> _Chart and figure data_:
_ _ _

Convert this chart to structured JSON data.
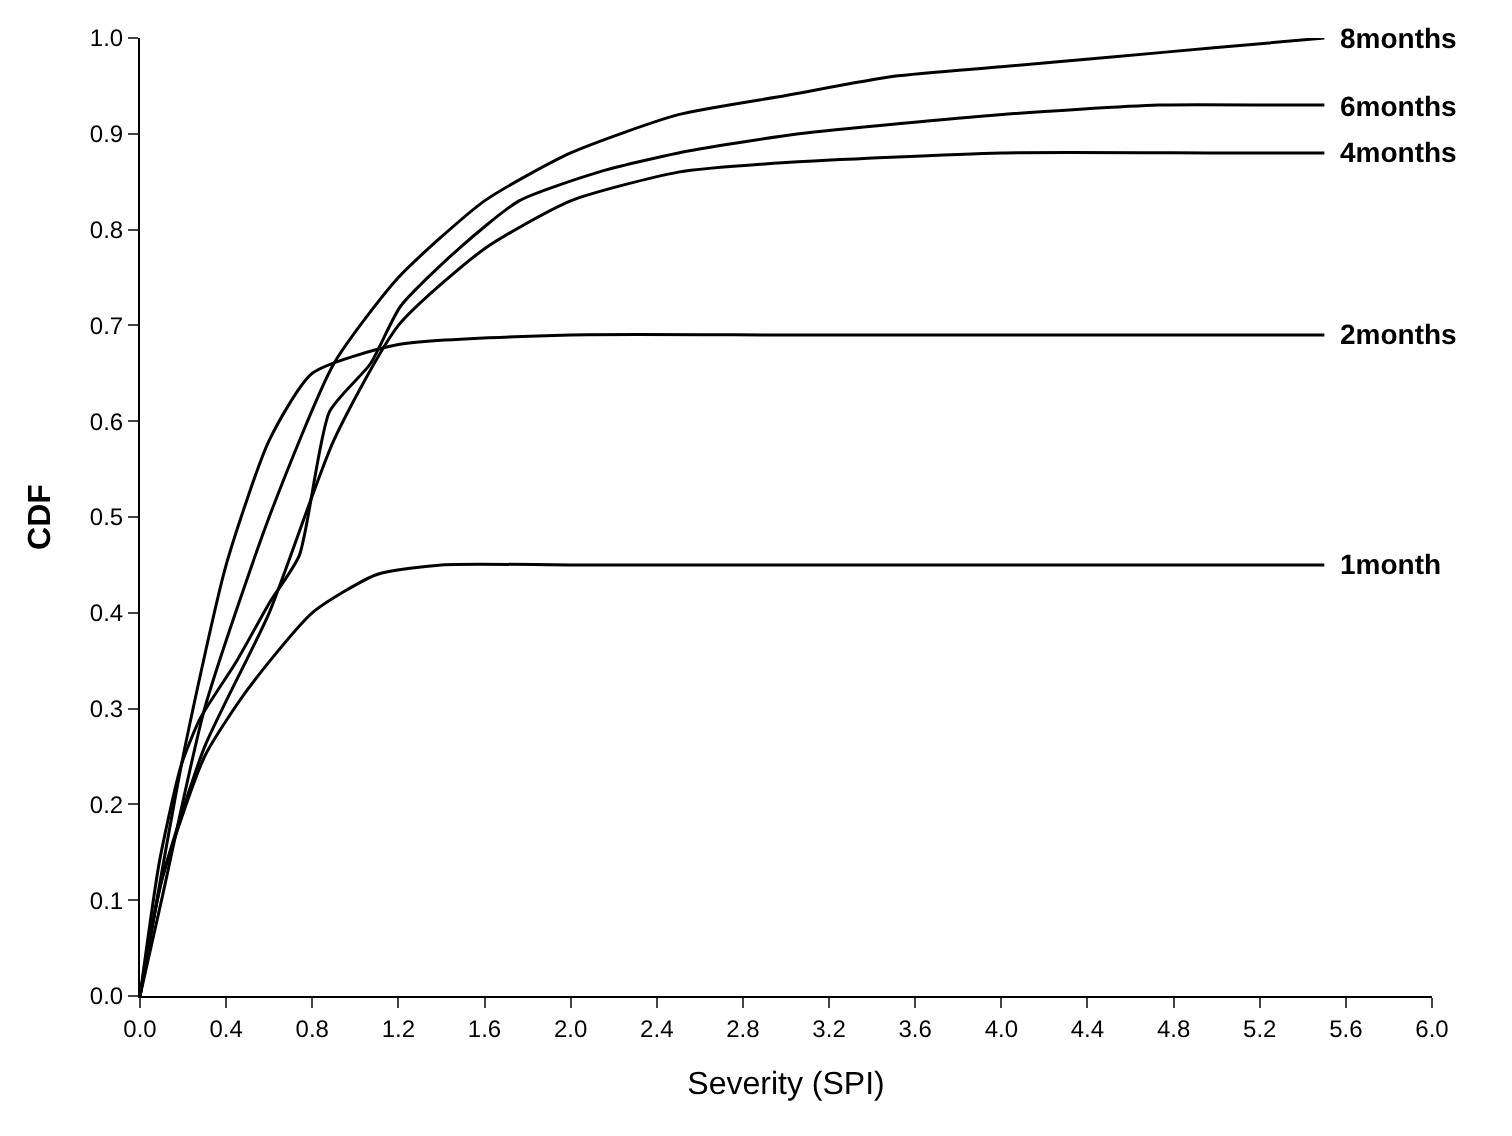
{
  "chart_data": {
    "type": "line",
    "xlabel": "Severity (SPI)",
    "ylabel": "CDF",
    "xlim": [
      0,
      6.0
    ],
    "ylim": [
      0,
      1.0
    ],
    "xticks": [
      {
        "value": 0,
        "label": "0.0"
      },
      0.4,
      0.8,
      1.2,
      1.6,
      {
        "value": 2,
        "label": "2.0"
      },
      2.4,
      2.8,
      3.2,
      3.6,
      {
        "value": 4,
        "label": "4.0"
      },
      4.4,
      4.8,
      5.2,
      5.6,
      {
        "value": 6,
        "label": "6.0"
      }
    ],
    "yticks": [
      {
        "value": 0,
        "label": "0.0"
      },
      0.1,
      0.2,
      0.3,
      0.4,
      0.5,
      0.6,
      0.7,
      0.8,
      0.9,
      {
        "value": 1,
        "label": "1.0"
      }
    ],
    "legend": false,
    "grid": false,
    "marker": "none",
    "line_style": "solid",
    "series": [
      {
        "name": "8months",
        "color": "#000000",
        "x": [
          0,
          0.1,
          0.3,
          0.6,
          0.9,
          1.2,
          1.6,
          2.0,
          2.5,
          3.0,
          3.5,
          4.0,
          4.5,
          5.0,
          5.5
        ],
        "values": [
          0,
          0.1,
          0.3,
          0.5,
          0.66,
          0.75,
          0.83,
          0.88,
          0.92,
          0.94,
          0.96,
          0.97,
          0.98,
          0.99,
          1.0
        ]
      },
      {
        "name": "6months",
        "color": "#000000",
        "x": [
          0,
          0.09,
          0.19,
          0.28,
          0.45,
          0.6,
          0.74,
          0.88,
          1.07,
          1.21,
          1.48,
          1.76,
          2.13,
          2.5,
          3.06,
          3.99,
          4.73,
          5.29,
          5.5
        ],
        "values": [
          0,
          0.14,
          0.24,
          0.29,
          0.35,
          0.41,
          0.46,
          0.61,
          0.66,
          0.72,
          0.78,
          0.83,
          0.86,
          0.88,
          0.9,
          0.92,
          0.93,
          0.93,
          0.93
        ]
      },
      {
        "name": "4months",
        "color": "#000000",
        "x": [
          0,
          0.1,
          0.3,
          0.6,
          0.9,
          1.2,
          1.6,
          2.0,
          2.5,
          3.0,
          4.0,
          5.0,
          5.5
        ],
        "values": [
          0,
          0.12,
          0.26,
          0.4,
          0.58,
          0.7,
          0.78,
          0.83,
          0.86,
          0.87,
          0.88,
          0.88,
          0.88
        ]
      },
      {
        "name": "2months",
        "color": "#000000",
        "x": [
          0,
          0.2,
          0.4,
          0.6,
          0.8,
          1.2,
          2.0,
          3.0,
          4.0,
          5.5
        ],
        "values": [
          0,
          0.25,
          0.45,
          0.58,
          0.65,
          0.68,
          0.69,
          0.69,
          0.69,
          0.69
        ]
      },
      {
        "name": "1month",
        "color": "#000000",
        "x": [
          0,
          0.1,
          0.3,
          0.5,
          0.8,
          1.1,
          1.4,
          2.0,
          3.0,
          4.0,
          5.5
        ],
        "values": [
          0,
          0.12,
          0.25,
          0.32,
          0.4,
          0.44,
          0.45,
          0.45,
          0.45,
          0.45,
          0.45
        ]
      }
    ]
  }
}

_ _ _

What is the number of lines in the records that contain the string "name"? Give only that number.

> _OUTPUT FOR THIS EXERCISE_: 5